Work instructions
Output the material beneath exactly, leaving nothing out.

Records to process
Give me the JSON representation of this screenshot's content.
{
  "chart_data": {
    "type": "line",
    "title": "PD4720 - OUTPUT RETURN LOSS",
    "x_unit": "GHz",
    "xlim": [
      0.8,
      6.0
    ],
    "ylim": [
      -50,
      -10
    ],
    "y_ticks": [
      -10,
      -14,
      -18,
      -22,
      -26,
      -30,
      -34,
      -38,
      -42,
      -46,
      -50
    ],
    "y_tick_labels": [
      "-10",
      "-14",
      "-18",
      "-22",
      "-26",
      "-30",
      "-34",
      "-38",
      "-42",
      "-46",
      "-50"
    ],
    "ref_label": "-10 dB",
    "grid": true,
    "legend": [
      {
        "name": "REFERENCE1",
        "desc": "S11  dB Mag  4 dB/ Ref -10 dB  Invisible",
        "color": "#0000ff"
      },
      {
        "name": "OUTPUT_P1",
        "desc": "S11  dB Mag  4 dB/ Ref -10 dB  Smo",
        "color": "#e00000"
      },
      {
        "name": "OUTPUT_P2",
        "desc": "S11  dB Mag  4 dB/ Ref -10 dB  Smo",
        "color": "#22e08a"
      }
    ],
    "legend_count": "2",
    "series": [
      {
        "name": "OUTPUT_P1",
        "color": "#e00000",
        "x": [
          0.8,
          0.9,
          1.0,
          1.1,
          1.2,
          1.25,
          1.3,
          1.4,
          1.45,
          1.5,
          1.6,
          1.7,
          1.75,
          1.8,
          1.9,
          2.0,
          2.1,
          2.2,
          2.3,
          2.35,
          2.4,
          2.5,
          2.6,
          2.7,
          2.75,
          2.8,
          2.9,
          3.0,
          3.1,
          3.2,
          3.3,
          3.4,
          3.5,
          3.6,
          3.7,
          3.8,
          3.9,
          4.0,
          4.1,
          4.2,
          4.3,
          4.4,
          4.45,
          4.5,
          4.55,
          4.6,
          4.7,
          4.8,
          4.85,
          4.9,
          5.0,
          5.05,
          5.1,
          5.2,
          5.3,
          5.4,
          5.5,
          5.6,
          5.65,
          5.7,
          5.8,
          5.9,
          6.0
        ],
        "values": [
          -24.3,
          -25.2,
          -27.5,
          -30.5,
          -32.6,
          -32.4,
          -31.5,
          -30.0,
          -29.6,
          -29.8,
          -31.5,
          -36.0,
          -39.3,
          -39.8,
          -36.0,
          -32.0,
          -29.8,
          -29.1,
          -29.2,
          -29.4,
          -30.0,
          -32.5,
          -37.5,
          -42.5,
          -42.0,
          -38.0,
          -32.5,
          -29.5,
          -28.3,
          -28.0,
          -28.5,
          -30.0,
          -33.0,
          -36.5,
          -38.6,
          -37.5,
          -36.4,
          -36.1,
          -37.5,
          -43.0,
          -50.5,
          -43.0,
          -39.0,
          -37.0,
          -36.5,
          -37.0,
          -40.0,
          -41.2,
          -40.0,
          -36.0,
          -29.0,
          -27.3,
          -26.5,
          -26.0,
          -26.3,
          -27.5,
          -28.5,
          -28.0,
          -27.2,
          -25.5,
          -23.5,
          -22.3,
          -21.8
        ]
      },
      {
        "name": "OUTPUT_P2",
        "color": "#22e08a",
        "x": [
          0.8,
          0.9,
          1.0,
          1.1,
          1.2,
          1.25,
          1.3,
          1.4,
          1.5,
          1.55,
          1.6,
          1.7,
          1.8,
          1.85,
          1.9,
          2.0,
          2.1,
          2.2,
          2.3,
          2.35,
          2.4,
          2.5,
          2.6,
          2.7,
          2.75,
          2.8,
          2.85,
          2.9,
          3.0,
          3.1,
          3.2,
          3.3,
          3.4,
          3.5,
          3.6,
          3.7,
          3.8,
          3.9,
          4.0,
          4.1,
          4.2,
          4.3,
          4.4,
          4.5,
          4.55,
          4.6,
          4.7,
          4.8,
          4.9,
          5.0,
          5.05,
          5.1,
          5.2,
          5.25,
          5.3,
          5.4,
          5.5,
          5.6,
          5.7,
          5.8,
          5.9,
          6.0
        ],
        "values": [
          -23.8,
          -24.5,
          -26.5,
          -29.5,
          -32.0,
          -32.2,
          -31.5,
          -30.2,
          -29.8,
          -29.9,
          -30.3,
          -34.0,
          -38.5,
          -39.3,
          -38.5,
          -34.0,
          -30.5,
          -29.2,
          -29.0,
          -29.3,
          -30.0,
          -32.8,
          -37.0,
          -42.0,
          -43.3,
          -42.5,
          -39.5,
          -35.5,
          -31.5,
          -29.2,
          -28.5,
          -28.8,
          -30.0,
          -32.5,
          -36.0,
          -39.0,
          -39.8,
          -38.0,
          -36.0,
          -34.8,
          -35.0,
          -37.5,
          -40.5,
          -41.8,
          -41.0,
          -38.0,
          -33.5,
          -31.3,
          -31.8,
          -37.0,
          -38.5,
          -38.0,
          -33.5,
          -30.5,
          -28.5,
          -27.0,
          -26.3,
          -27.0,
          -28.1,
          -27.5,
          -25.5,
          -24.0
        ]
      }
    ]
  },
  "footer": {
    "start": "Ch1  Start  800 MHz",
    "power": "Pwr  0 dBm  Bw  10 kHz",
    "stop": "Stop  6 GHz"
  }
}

Worked solution
Give me the JSON representation of this screenshot's content.
{
  "chart_data": {
    "type": "line",
    "title": "PD4720 - OUTPUT RETURN LOSS",
    "x_unit": "GHz",
    "xlim": [
      0.8,
      6.0
    ],
    "ylim": [
      -50,
      -10
    ],
    "y_ticks": [
      -10,
      -14,
      -18,
      -22,
      -26,
      -30,
      -34,
      -38,
      -42,
      -46,
      -50
    ],
    "y_tick_labels": [
      "-10",
      "-14",
      "-18",
      "-22",
      "-26",
      "-30",
      "-34",
      "-38",
      "-42",
      "-46",
      "-50"
    ],
    "ref_label": "-10 dB",
    "grid": true,
    "legend": [
      {
        "name": "REFERENCE1",
        "desc": "S11  dB Mag  4 dB/ Ref -10 dB  Invisible",
        "color": "#0000ff"
      },
      {
        "name": "OUTPUT_P1",
        "desc": "S11  dB Mag  4 dB/ Ref -10 dB  Smo",
        "color": "#e00000"
      },
      {
        "name": "OUTPUT_P2",
        "desc": "S11  dB Mag  4 dB/ Ref -10 dB  Smo",
        "color": "#22e08a"
      }
    ],
    "legend_count": "2",
    "series": [
      {
        "name": "OUTPUT_P1",
        "color": "#e00000",
        "x": [
          0.8,
          0.9,
          1.0,
          1.1,
          1.2,
          1.25,
          1.3,
          1.4,
          1.45,
          1.5,
          1.6,
          1.7,
          1.75,
          1.8,
          1.9,
          2.0,
          2.1,
          2.2,
          2.3,
          2.35,
          2.4,
          2.5,
          2.6,
          2.7,
          2.75,
          2.8,
          2.9,
          3.0,
          3.1,
          3.2,
          3.3,
          3.4,
          3.5,
          3.6,
          3.7,
          3.8,
          3.9,
          4.0,
          4.1,
          4.2,
          4.3,
          4.4,
          4.45,
          4.5,
          4.55,
          4.6,
          4.7,
          4.8,
          4.85,
          4.9,
          5.0,
          5.05,
          5.1,
          5.2,
          5.3,
          5.4,
          5.5,
          5.6,
          5.65,
          5.7,
          5.8,
          5.9,
          6.0
        ],
        "values": [
          -24.3,
          -25.2,
          -27.5,
          -30.5,
          -32.6,
          -32.4,
          -31.5,
          -30.0,
          -29.6,
          -29.8,
          -31.5,
          -36.0,
          -39.3,
          -39.8,
          -36.0,
          -32.0,
          -29.8,
          -29.1,
          -29.2,
          -29.4,
          -30.0,
          -32.5,
          -37.5,
          -42.5,
          -42.0,
          -38.0,
          -32.5,
          -29.5,
          -28.3,
          -28.0,
          -28.5,
          -30.0,
          -33.0,
          -36.5,
          -38.6,
          -37.5,
          -36.4,
          -36.1,
          -37.5,
          -43.0,
          -50.5,
          -43.0,
          -39.0,
          -37.0,
          -36.5,
          -37.0,
          -40.0,
          -41.2,
          -40.0,
          -36.0,
          -29.0,
          -27.3,
          -26.5,
          -26.0,
          -26.3,
          -27.5,
          -28.5,
          -28.0,
          -27.2,
          -25.5,
          -23.5,
          -22.3,
          -21.8
        ]
      },
      {
        "name": "OUTPUT_P2",
        "color": "#22e08a",
        "x": [
          0.8,
          0.9,
          1.0,
          1.1,
          1.2,
          1.25,
          1.3,
          1.4,
          1.5,
          1.55,
          1.6,
          1.7,
          1.8,
          1.85,
          1.9,
          2.0,
          2.1,
          2.2,
          2.3,
          2.35,
          2.4,
          2.5,
          2.6,
          2.7,
          2.75,
          2.8,
          2.85,
          2.9,
          3.0,
          3.1,
          3.2,
          3.3,
          3.4,
          3.5,
          3.6,
          3.7,
          3.8,
          3.9,
          4.0,
          4.1,
          4.2,
          4.3,
          4.4,
          4.5,
          4.55,
          4.6,
          4.7,
          4.8,
          4.9,
          5.0,
          5.05,
          5.1,
          5.2,
          5.25,
          5.3,
          5.4,
          5.5,
          5.6,
          5.7,
          5.8,
          5.9,
          6.0
        ],
        "values": [
          -23.8,
          -24.5,
          -26.5,
          -29.5,
          -32.0,
          -32.2,
          -31.5,
          -30.2,
          -29.8,
          -29.9,
          -30.3,
          -34.0,
          -38.5,
          -39.3,
          -38.5,
          -34.0,
          -30.5,
          -29.2,
          -29.0,
          -29.3,
          -30.0,
          -32.8,
          -37.0,
          -42.0,
          -43.3,
          -42.5,
          -39.5,
          -35.5,
          -31.5,
          -29.2,
          -28.5,
          -28.8,
          -30.0,
          -32.5,
          -36.0,
          -39.0,
          -39.8,
          -38.0,
          -36.0,
          -34.8,
          -35.0,
          -37.5,
          -40.5,
          -41.8,
          -41.0,
          -38.0,
          -33.5,
          -31.3,
          -31.8,
          -37.0,
          -38.5,
          -38.0,
          -33.5,
          -30.5,
          -28.5,
          -27.0,
          -26.3,
          -27.0,
          -28.1,
          -27.5,
          -25.5,
          -24.0
        ]
      }
    ]
  },
  "footer": {
    "start": "Ch1  Start  800 MHz",
    "power": "Pwr  0 dBm  Bw  10 kHz",
    "stop": "Stop  6 GHz"
  }
}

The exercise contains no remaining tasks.